Entries with figure data:
▼▼▼

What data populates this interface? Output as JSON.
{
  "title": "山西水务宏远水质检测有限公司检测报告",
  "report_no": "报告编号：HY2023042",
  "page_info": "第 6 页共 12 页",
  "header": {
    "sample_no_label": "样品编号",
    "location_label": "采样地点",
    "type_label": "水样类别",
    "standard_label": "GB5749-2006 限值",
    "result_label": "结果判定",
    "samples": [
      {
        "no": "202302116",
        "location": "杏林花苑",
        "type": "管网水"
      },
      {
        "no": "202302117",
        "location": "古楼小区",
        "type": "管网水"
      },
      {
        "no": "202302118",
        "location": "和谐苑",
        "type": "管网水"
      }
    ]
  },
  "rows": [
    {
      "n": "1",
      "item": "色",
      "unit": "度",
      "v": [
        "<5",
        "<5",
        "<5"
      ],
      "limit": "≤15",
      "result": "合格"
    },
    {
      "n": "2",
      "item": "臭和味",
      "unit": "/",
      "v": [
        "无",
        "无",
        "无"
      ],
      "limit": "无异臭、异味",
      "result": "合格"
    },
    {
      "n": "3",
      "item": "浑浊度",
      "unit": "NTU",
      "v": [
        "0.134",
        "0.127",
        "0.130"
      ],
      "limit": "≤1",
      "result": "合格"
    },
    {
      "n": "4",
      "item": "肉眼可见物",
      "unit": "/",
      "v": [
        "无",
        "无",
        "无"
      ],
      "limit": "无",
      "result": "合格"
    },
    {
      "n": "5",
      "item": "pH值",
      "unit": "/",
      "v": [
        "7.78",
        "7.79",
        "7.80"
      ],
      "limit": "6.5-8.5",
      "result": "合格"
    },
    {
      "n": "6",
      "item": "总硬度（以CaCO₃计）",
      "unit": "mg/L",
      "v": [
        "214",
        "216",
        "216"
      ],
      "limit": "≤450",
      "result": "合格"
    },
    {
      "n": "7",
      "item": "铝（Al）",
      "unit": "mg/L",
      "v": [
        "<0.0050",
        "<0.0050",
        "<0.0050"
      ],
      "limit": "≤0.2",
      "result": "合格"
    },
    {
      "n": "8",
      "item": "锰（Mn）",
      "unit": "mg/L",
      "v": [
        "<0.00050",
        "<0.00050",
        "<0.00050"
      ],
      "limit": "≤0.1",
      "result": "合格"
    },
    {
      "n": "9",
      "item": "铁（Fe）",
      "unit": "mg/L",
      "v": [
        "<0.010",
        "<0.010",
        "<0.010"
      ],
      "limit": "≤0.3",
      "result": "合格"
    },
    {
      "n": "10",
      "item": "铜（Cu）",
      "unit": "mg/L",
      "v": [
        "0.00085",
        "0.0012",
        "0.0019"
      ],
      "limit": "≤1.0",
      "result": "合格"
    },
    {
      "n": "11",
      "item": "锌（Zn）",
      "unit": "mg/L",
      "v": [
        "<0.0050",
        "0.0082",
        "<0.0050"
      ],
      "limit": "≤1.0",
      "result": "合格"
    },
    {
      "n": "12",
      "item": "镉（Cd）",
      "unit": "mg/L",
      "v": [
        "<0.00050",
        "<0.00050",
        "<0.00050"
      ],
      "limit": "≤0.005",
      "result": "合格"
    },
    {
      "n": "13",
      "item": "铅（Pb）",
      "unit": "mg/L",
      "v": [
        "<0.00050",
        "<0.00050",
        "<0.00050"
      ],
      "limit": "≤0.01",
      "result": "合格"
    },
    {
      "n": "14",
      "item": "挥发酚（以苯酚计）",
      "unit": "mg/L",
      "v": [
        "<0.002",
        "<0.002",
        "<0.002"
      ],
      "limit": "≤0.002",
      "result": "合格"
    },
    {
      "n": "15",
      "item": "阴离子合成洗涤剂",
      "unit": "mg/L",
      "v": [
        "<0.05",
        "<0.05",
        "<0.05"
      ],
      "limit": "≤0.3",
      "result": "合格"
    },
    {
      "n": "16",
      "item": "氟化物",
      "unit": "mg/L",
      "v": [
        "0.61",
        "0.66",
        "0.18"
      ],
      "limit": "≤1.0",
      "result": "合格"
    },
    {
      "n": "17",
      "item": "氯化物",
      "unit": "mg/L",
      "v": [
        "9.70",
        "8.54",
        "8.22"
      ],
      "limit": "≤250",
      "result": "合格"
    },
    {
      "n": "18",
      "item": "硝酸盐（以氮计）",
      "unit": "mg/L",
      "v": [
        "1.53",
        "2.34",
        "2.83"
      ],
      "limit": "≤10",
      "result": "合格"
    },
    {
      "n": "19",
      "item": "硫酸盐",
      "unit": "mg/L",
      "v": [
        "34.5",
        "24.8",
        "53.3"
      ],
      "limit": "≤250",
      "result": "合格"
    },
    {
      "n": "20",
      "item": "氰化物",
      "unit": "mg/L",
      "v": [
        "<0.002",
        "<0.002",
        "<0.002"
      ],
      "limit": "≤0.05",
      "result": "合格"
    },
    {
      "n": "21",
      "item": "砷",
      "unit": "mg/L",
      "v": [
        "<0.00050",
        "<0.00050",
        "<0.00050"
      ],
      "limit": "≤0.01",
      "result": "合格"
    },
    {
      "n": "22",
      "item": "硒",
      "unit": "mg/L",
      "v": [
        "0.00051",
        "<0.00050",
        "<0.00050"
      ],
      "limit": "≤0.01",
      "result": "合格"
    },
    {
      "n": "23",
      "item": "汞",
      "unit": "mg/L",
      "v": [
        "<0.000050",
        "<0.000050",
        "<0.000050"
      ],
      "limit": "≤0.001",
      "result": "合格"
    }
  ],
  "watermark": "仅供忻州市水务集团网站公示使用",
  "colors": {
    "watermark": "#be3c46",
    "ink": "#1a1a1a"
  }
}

▲▲▲

» **TASK DETAILS**
Gather up every line in the data above that contains the word "watermark", copying each one.

» **RESULT**
  "watermark": "仅供忻州市水务集团网站公示使用",
    "watermark": "#be3c46",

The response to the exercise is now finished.